To be done: Restate the records that follow word for word; no pictures should appear.

___ Data

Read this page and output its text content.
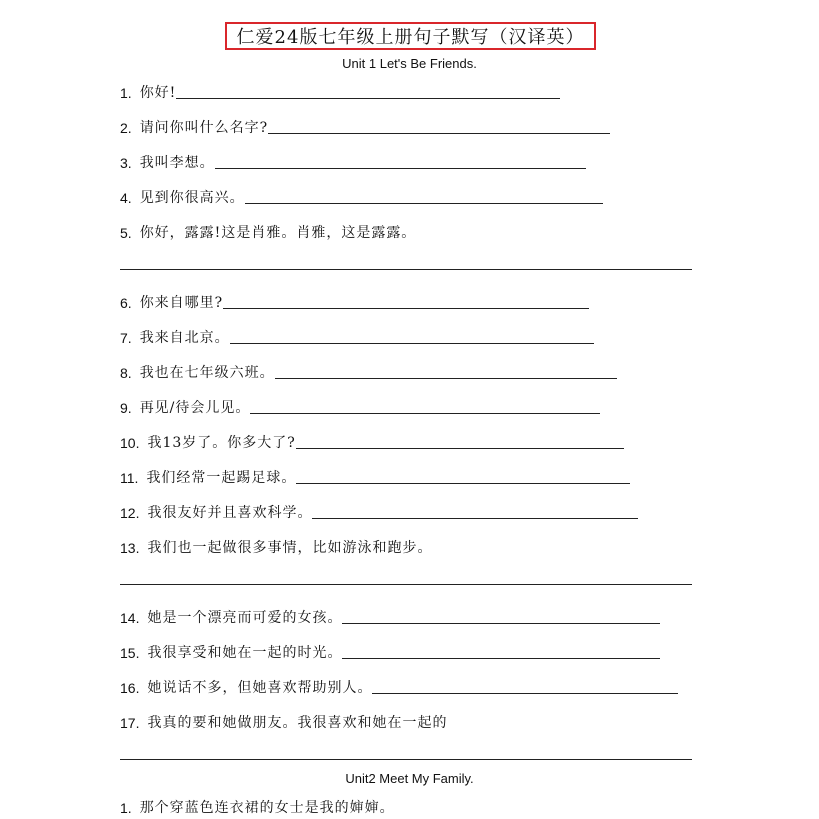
仁爱24版七年级上册句子默写（汉译英）
Unit 1 Let's Be Friends.
1. 你好!
2. 请问你叫什么名字?
3. 我叫李想。
4. 见到你很高兴。
5. 你好，露露!这是肖雅。肖雅，这是露露。
6. 你来自哪里?
7. 我来自北京。
8. 我也在七年级六班。
9. 再见/待会儿见。
10. 我13岁了。你多大了?
11. 我们经常一起踢足球。
12. 我很友好并且喜欢科学。
13. 我们也一起做很多事情，比如游泳和跑步。
14. 她是一个漂亮而可爱的女孩。
15. 我很享受和她在一起的时光。
16. 她说话不多，但她喜欢帮助别人。
17. 我真的要和她做朋友。我很喜欢和她在一起的
Unit2 Meet My Family.
1. 那个穿蓝色连衣裙的女士是我的婶婶。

______

Task output:
Read this page and output its text content.
仁爱24版七年级上册句子默写（汉译英）
Unit 1 Let's Be Friends.
1. 你好!
2. 请问你叫什么名字?
3. 我叫李想。
4. 见到你很高兴。
5. 你好，露露!这是肖雅。肖雅，这是露露。
6. 你来自哪里?
7. 我来自北京。
8. 我也在七年级六班。
9. 再见/待会儿见。
10. 我13岁了。你多大了?
11. 我们经常一起踢足球。
12. 我很友好并且喜欢科学。
13. 我们也一起做很多事情，比如游泳和跑步。
14. 她是一个漂亮而可爱的女孩。
15. 我很享受和她在一起的时光。
16. 她说话不多，但她喜欢帮助别人。
17. 我真的要和她做朋友。我很喜欢和她在一起的
Unit2 Meet My Family.
1. 那个穿蓝色连衣裙的女士是我的婶婶。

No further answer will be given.